(WRITTEN TASK) Print, exactly as given, each line of the data from the line containing "Output a JSON" up to and including its last line.

Stored items from a collection

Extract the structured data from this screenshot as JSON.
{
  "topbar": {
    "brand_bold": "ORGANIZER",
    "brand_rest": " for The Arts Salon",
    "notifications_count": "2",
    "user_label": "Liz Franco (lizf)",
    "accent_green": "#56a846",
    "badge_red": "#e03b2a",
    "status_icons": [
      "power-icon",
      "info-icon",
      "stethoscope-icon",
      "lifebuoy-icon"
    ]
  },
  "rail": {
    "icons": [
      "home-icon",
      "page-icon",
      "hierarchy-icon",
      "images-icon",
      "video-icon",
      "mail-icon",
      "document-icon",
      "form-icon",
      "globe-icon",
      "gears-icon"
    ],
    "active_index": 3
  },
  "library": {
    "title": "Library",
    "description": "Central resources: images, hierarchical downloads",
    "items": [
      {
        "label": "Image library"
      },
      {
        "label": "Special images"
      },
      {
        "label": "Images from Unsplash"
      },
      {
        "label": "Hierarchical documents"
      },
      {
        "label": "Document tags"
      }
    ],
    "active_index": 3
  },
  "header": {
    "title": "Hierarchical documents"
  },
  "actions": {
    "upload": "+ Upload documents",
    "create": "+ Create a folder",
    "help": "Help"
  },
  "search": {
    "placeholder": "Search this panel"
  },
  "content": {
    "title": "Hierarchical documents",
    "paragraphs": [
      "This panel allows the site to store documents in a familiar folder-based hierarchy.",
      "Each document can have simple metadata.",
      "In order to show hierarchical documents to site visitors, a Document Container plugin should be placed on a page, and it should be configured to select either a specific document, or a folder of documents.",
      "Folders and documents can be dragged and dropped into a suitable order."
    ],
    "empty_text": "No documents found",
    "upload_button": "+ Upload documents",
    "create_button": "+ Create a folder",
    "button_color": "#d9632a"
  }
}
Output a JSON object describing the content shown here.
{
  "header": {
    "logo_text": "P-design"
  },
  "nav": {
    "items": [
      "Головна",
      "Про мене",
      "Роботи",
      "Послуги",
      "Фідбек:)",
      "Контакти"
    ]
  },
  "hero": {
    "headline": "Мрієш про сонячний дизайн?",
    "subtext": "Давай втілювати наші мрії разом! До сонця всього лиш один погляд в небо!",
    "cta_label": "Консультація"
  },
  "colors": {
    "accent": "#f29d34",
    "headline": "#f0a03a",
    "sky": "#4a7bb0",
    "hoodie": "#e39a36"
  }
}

(TASK ANSWER)
Output a JSON object describing the content shown here.
{
  "header": {
    "logo_text": "P-design"
  },
  "nav": {
    "items": [
      "Головна",
      "Про мене",
      "Роботи",
      "Послуги",
      "Фідбек:)",
      "Контакти"
    ]
  },
  "hero": {
    "headline": "Мрієш про сонячний дизайн?",
    "subtext": "Давай втілювати наші мрії разом! До сонця всього лиш один погляд в небо!",
    "cta_label": "Консультація"
  },
  "colors": {
    "accent": "#f29d34",
    "headline": "#f0a03a",
    "sky": "#4a7bb0",
    "hoodie": "#e39a36"
  }
}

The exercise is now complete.